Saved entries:

• • • • • • •

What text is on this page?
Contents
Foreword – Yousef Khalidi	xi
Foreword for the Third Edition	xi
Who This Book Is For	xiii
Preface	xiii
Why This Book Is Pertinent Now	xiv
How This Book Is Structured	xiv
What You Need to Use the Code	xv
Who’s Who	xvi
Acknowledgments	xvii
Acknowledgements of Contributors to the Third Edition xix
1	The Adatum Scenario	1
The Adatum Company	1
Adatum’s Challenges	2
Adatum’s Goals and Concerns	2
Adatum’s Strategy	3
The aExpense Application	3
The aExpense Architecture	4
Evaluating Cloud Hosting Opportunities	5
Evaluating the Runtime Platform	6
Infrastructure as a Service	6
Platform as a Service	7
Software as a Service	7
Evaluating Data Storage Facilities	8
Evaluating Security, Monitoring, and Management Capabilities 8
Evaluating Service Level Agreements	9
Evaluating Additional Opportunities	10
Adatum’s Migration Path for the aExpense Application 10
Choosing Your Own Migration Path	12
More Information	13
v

• • • • • • •

DIRECTIONS FOR THIS TASK => Count each line where the string "aExpense" occurs, and write only the number.

EXERCISE RESULT => 3